**PROBLEM TO SOLVE:** Reproduce all lines of the listing below in which the word "ylabel" occurs.

**MATERIAL SHOWN:**
━━━━━━━━━━━━━━━━━━━━

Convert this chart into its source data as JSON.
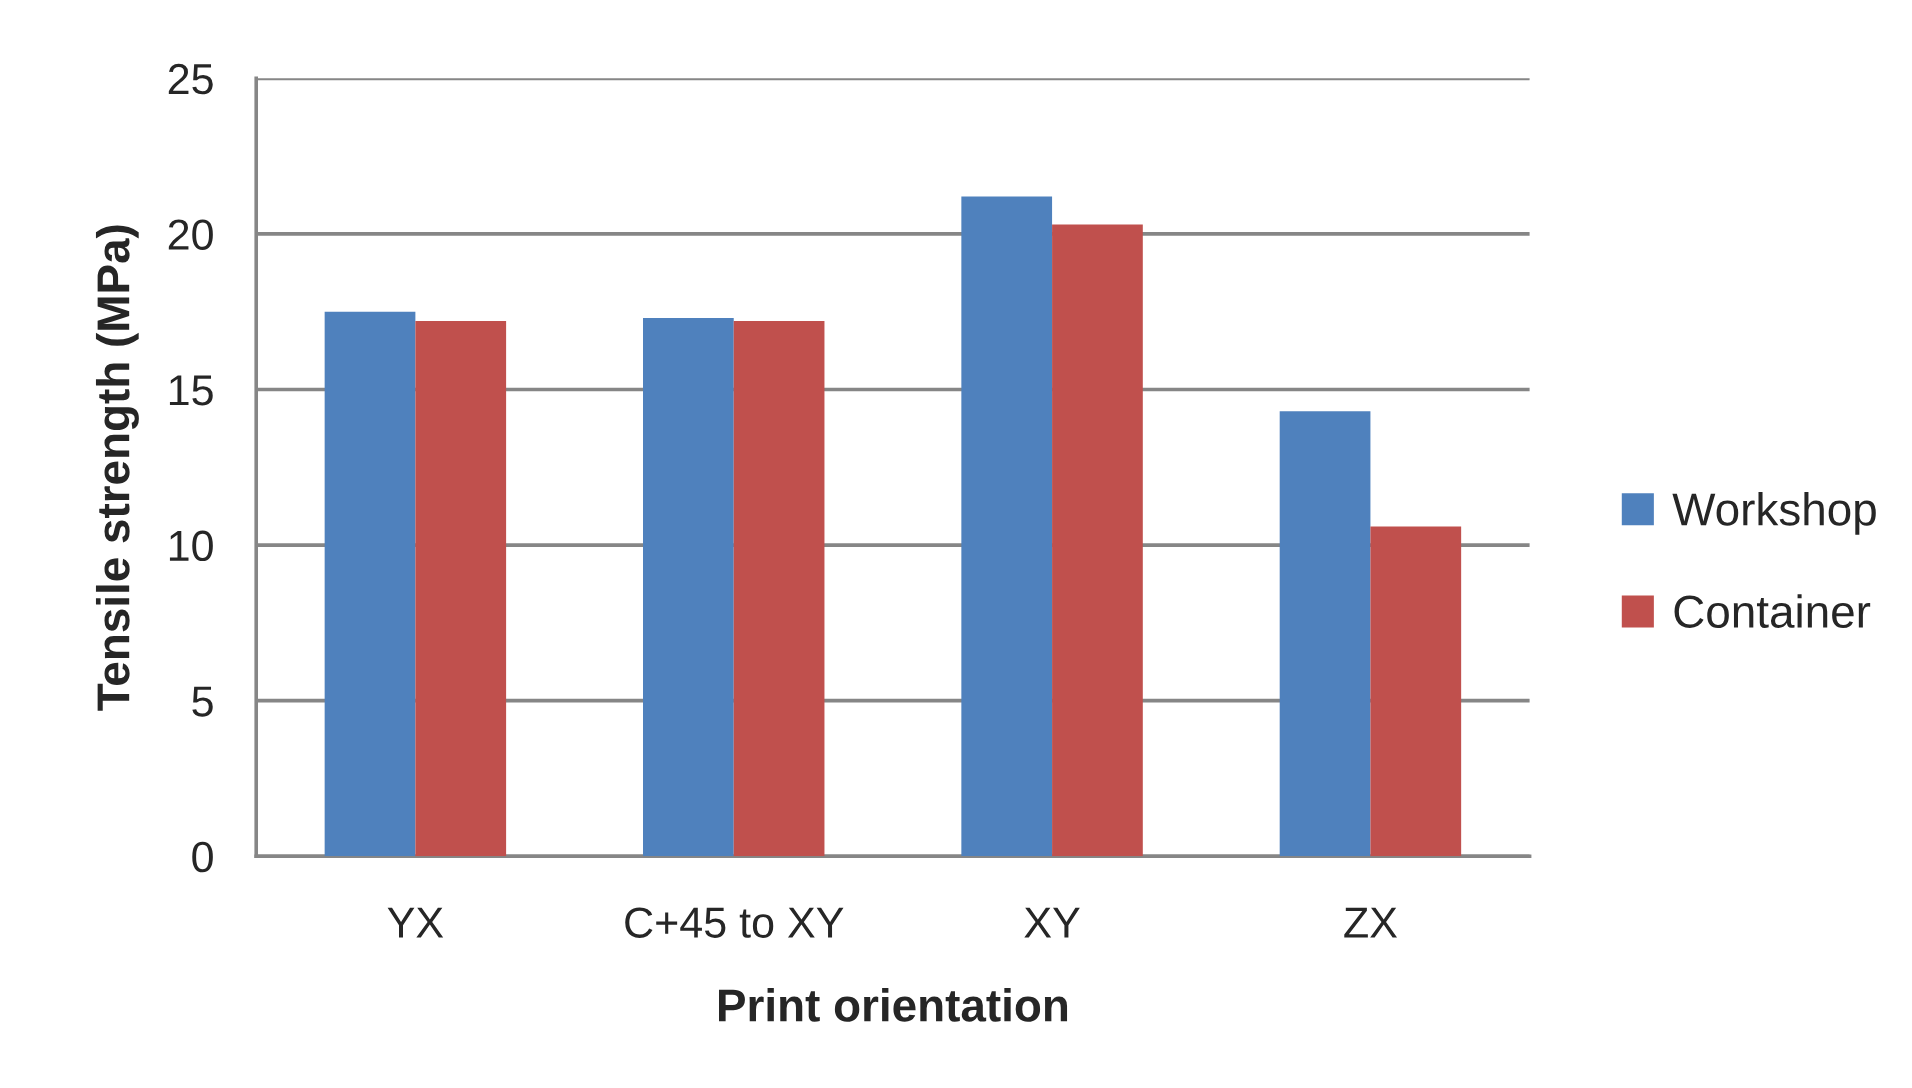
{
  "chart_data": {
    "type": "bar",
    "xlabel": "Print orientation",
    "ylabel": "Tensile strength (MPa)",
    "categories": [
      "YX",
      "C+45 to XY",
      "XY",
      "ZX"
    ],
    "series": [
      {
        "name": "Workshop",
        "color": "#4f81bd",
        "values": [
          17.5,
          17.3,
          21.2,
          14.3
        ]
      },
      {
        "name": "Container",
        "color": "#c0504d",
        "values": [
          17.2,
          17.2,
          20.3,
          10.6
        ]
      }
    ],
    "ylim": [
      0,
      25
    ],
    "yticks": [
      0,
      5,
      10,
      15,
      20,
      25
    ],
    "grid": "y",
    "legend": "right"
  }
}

━━━━━━━━━━━━━━━━━━━━

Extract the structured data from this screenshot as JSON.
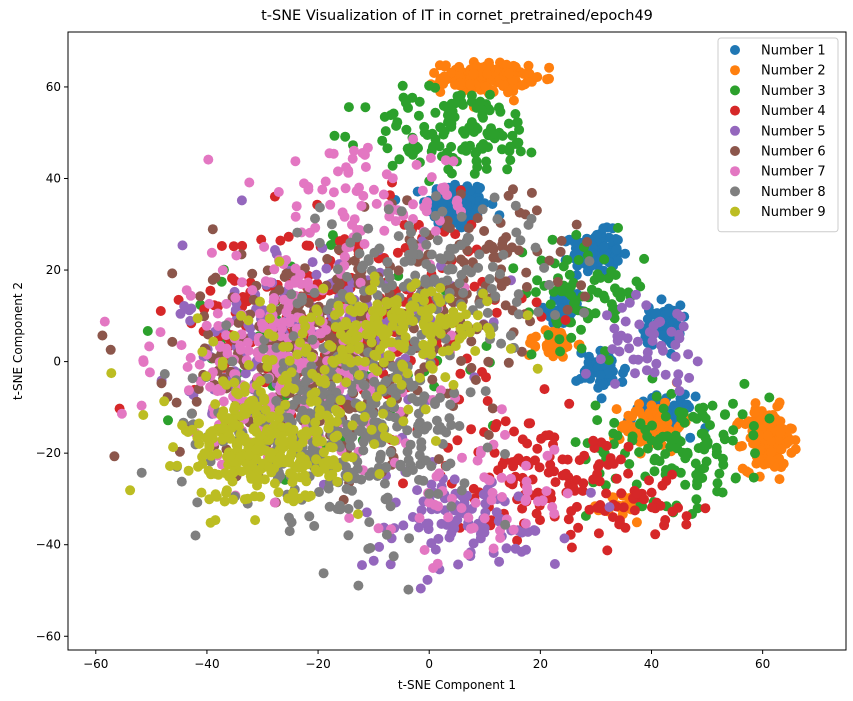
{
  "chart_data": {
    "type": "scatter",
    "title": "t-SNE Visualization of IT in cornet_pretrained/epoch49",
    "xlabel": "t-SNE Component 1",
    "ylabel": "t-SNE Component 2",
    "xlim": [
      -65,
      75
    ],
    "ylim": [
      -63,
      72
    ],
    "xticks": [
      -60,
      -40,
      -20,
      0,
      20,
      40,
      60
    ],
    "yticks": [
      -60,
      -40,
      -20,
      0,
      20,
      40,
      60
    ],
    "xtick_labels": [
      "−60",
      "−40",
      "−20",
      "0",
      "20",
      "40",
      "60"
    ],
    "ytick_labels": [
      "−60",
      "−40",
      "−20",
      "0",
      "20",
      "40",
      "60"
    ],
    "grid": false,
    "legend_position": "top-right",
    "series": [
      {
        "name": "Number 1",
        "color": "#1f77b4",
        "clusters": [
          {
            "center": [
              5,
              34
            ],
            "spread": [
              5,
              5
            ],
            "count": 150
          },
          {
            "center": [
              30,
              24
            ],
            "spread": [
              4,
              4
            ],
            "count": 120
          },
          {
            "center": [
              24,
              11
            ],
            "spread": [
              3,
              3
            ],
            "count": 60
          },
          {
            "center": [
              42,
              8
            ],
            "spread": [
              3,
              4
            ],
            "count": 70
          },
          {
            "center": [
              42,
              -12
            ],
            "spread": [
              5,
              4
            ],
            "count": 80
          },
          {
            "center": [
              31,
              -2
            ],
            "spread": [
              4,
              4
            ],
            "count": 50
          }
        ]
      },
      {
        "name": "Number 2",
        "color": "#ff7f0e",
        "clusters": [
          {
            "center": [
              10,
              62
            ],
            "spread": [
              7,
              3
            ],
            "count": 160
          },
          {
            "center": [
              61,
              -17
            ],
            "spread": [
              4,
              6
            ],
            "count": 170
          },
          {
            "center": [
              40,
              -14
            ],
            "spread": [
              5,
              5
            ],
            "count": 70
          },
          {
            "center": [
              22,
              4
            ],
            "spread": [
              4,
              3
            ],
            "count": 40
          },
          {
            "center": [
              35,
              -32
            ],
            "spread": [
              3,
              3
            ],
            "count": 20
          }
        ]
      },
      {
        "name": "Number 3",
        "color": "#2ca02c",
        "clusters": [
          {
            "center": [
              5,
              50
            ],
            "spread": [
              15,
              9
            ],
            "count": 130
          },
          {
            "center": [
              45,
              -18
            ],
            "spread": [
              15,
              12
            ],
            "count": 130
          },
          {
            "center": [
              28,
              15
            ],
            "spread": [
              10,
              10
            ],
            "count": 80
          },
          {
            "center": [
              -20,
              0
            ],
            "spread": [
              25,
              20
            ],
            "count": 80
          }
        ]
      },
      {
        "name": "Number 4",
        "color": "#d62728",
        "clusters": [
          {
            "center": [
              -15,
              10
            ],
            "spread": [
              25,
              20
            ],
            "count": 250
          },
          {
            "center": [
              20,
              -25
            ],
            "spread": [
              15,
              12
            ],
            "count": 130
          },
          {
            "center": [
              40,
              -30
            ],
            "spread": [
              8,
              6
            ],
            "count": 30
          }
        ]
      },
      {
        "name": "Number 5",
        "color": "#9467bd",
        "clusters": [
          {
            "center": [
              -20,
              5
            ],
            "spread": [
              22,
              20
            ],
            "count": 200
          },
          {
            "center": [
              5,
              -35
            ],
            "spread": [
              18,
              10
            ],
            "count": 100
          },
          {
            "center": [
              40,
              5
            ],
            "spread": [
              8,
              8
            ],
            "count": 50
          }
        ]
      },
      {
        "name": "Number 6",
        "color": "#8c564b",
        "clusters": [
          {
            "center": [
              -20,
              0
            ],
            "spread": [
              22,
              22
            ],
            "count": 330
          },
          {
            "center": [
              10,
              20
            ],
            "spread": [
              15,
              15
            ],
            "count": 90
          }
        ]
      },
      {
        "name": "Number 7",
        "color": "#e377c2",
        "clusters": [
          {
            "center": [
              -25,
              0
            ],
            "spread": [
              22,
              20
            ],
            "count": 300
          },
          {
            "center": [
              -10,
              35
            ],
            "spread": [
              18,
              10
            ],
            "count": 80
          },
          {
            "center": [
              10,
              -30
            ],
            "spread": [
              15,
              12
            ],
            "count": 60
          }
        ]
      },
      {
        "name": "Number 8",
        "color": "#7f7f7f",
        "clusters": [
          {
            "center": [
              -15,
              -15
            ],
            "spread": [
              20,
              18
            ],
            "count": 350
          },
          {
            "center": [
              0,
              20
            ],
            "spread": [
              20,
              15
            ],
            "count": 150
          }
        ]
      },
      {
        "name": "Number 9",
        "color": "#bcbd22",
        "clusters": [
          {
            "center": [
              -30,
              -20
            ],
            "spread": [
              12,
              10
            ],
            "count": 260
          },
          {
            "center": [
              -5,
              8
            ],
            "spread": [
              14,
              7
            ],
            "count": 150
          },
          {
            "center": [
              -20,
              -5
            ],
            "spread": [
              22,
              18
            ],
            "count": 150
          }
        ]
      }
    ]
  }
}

━━━━━━━━━━━━━━━━━━━━

**FULL ANSWER:**
    "ylabel": "Tensile strength (MPa)",
    "ylabel": "t-SNE Component 2",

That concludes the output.